◆ **Given problem**
In the data that follows, count every line holding the string "Ability" and give the count alone.

◆ **Exercise inputs**
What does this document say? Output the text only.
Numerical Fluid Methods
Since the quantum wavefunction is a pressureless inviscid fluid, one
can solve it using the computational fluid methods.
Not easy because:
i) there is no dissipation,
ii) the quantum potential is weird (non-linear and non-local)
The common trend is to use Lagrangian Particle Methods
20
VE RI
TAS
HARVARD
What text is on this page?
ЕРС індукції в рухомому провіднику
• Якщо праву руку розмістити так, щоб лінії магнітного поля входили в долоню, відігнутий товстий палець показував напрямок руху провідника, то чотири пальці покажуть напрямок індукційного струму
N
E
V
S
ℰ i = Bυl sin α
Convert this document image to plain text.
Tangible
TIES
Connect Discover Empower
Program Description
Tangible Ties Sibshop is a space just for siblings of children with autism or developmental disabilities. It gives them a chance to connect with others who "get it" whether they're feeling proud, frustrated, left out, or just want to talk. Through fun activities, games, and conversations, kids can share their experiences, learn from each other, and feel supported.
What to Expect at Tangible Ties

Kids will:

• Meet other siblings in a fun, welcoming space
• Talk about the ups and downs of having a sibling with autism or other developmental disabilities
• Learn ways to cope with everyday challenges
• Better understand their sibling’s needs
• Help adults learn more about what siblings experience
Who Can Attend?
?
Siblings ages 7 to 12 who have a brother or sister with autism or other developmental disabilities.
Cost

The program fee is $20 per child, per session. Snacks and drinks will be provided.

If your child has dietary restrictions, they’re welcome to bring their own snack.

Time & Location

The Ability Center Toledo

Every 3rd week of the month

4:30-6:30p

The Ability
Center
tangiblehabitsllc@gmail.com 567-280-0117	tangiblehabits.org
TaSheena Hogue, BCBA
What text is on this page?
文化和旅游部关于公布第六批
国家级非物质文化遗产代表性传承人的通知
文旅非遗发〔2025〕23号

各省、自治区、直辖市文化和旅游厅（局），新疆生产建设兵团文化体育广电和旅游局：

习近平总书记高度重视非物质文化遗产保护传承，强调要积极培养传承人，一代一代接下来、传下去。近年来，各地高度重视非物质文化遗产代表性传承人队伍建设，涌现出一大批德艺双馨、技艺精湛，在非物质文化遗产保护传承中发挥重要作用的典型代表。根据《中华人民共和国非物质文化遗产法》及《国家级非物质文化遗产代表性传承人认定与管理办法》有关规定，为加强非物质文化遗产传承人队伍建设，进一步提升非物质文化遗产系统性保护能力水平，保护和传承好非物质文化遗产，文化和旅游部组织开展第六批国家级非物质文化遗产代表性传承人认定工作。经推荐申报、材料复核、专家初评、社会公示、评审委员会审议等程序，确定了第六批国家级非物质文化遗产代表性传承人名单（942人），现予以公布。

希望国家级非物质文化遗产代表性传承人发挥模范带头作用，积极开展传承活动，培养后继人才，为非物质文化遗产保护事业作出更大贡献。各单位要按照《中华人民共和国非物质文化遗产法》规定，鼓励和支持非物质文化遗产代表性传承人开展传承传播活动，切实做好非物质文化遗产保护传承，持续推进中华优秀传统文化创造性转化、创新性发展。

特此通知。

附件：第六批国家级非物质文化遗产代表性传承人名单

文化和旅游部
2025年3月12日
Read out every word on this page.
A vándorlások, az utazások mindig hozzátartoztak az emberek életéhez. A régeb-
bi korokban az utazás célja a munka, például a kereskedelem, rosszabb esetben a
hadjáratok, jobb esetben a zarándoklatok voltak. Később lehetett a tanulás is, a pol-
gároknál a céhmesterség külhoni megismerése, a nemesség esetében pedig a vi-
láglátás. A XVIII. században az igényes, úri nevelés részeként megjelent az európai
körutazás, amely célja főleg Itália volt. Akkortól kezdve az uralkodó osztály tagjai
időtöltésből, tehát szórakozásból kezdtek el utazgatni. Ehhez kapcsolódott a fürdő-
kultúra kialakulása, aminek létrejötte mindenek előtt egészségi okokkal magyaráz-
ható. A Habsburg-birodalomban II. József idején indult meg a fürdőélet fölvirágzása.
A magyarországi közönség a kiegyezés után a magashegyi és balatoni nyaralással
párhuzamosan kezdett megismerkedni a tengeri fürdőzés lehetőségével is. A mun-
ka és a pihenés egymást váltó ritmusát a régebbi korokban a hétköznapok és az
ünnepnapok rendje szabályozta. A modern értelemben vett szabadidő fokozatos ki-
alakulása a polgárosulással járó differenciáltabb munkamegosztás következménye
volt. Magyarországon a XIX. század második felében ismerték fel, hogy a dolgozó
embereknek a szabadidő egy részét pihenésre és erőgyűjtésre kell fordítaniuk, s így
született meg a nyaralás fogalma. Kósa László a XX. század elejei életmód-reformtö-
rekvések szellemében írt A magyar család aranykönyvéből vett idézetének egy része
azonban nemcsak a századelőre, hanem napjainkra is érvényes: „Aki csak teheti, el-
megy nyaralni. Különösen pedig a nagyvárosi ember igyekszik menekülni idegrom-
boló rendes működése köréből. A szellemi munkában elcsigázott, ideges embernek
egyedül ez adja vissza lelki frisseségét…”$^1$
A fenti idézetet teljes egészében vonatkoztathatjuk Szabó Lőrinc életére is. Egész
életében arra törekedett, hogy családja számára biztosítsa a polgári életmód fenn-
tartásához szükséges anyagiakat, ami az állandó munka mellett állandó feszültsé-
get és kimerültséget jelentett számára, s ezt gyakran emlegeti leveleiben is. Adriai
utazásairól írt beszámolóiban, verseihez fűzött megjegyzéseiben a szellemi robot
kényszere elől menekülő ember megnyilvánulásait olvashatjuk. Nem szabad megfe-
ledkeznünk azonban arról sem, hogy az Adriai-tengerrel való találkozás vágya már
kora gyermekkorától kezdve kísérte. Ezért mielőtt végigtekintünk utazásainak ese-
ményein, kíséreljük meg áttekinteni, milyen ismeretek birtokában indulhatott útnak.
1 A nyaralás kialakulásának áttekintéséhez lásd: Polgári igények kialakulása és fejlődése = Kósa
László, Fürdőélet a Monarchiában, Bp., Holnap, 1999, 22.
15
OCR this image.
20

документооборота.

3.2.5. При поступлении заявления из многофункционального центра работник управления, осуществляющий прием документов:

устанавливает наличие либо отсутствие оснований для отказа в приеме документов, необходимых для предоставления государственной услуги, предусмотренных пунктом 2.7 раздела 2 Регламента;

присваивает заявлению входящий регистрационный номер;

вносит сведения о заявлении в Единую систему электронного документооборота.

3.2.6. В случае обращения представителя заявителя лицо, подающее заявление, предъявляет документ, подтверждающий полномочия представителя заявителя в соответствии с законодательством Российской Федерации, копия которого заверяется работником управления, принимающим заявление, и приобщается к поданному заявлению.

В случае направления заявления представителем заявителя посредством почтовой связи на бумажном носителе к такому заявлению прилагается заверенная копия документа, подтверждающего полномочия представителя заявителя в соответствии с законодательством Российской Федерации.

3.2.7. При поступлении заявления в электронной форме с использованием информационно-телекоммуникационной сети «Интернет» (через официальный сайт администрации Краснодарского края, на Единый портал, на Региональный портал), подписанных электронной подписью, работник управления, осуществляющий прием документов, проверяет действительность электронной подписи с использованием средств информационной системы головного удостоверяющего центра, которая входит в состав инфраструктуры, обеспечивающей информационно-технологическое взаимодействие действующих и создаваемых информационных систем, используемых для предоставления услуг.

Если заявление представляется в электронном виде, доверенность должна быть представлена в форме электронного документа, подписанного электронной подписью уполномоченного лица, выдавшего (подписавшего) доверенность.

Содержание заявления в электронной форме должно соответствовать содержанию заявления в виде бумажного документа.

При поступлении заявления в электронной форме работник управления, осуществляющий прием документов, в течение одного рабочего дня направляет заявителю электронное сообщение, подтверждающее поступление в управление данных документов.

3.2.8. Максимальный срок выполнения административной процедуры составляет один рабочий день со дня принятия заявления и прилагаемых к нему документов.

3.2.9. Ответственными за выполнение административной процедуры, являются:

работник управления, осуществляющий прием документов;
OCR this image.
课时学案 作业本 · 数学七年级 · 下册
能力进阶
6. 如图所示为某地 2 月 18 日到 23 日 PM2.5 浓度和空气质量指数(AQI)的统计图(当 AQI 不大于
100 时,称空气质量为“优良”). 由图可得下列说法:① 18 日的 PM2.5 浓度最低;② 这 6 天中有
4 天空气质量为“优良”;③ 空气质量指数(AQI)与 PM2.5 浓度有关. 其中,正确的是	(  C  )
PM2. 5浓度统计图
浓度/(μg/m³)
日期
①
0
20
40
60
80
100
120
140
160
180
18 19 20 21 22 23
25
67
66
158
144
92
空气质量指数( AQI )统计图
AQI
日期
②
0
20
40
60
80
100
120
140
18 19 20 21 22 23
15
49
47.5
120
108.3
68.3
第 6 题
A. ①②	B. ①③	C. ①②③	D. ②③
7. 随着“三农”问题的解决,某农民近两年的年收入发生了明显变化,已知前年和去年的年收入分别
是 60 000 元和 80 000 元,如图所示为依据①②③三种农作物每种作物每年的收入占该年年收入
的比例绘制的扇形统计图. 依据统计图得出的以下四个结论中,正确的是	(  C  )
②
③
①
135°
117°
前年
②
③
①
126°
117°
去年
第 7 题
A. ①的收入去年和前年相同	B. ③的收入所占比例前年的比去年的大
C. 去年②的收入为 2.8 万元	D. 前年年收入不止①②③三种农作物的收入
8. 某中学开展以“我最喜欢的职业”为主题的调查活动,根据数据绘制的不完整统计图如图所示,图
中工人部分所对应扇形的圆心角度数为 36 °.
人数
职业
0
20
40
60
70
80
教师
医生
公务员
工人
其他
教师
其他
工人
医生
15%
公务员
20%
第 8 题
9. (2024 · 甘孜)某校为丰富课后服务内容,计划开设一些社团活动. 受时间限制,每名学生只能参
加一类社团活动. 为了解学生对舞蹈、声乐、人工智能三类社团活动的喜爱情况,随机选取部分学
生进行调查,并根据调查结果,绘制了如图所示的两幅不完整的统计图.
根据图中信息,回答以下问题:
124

◆ **Finished task**
2